**WHAT IS NEEDED**. Copy out every line exactly, passing over the pictures.

[Collected data entries]
═══

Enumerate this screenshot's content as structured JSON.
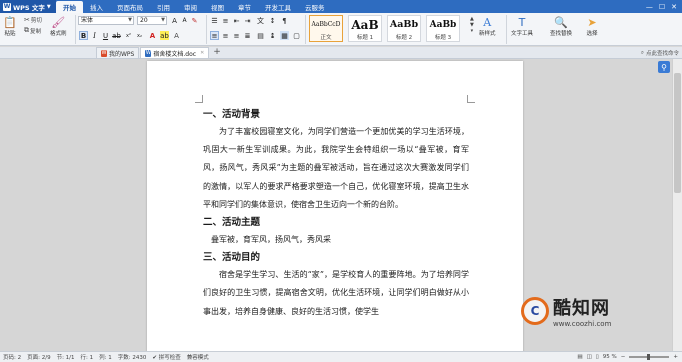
{
  "app": {
    "name": "WPS 文字"
  },
  "menu": {
    "tabs": [
      "开始",
      "插入",
      "页面布局",
      "引用",
      "审阅",
      "视图",
      "章节",
      "开发工具",
      "云服务"
    ],
    "active_index": 0
  },
  "ribbon": {
    "paste": "粘贴",
    "cut": "剪切",
    "copy": "复制",
    "format_painter": "格式刷",
    "font_name": "宋体",
    "font_size": "20",
    "styles": [
      {
        "sample": "AaBbCcD",
        "name": "正文"
      },
      {
        "sample": "AaB",
        "name": "标题 1"
      },
      {
        "sample": "AaBb",
        "name": "标题 2"
      },
      {
        "sample": "AaBb",
        "name": "标题 3"
      }
    ],
    "new_style": "新样式",
    "text_tools": "文字工具",
    "find_replace": "查找替换",
    "select": "选择"
  },
  "tabs": {
    "items": [
      {
        "label": "我的WPS",
        "active": false
      },
      {
        "label": "宿舍楼文档.doc",
        "active": true
      }
    ],
    "right_label": "点此查找命令"
  },
  "document": {
    "blocks": [
      {
        "type": "h",
        "text": "一、活动背景"
      },
      {
        "type": "p",
        "text": "为了丰富校园寝室文化，为同学们营造一个更加优美的学习生活环境，巩固大一新生军训成果。为此，我院学生会特组织一场以“叠军被，育军风，扬风气，秀风采”为主题的叠军被活动，旨在通过这次大赛激发同学们的激情，以军人的要求严格要求塑造一个自己，优化寝室环境，提高卫生水平和同学们的集体意识，使宿舍卫生迈向一个新的台阶。"
      },
      {
        "type": "h",
        "text": "二、活动主题"
      },
      {
        "type": "pn",
        "text": "叠军被，育军风，扬风气，秀风采"
      },
      {
        "type": "h",
        "text": "三、活动目的"
      },
      {
        "type": "p",
        "text": "宿舍是学生学习、生活的“家”，是学校育人的重要阵地。为了培养同学们良好的卫生习惯，提高宿舍文明，优化生活环境，让同学们明白做好从小事出发，培养自身健康、良好的生活习惯，使学生"
      }
    ]
  },
  "watermark": {
    "name": "酷知网",
    "url": "www.coozhi.com"
  },
  "status": {
    "page": "页码: 2",
    "pages": "页面: 2/9",
    "section": "节: 1/1",
    "row": "行: 1",
    "col": "列: 1",
    "words": "字数: 2430",
    "spell": "拼写检查",
    "compat": "兼容模式",
    "zoom": "95 %"
  },
  "colors": {
    "menubar": "#2e6cc0",
    "accent": "#e36b1c"
  }
}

═══

**THE REPLY**.
Enumerate this screenshot's content as structured JSON.
{
  "app": {
    "name": "WPS 文字"
  },
  "menu": {
    "tabs": [
      "开始",
      "插入",
      "页面布局",
      "引用",
      "审阅",
      "视图",
      "章节",
      "开发工具",
      "云服务"
    ],
    "active_index": 0
  },
  "ribbon": {
    "paste": "粘贴",
    "cut": "剪切",
    "copy": "复制",
    "format_painter": "格式刷",
    "font_name": "宋体",
    "font_size": "20",
    "styles": [
      {
        "sample": "AaBbCcD",
        "name": "正文"
      },
      {
        "sample": "AaB",
        "name": "标题 1"
      },
      {
        "sample": "AaBb",
        "name": "标题 2"
      },
      {
        "sample": "AaBb",
        "name": "标题 3"
      }
    ],
    "new_style": "新样式",
    "text_tools": "文字工具",
    "find_replace": "查找替换",
    "select": "选择"
  },
  "tabs": {
    "items": [
      {
        "label": "我的WPS",
        "active": false
      },
      {
        "label": "宿舍楼文档.doc",
        "active": true
      }
    ],
    "right_label": "点此查找命令"
  },
  "document": {
    "blocks": [
      {
        "type": "h",
        "text": "一、活动背景"
      },
      {
        "type": "p",
        "text": "为了丰富校园寝室文化，为同学们营造一个更加优美的学习生活环境，巩固大一新生军训成果。为此，我院学生会特组织一场以“叠军被，育军风，扬风气，秀风采”为主题的叠军被活动，旨在通过这次大赛激发同学们的激情，以军人的要求严格要求塑造一个自己，优化寝室环境，提高卫生水平和同学们的集体意识，使宿舍卫生迈向一个新的台阶。"
      },
      {
        "type": "h",
        "text": "二、活动主题"
      },
      {
        "type": "pn",
        "text": "叠军被，育军风，扬风气，秀风采"
      },
      {
        "type": "h",
        "text": "三、活动目的"
      },
      {
        "type": "p",
        "text": "宿舍是学生学习、生活的“家”，是学校育人的重要阵地。为了培养同学们良好的卫生习惯，提高宿舍文明，优化生活环境，让同学们明白做好从小事出发，培养自身健康、良好的生活习惯，使学生"
      }
    ]
  },
  "watermark": {
    "name": "酷知网",
    "url": "www.coozhi.com"
  },
  "status": {
    "page": "页码: 2",
    "pages": "页面: 2/9",
    "section": "节: 1/1",
    "row": "行: 1",
    "col": "列: 1",
    "words": "字数: 2430",
    "spell": "拼写检查",
    "compat": "兼容模式",
    "zoom": "95 %"
  },
  "colors": {
    "menubar": "#2e6cc0",
    "accent": "#e36b1c"
  }
}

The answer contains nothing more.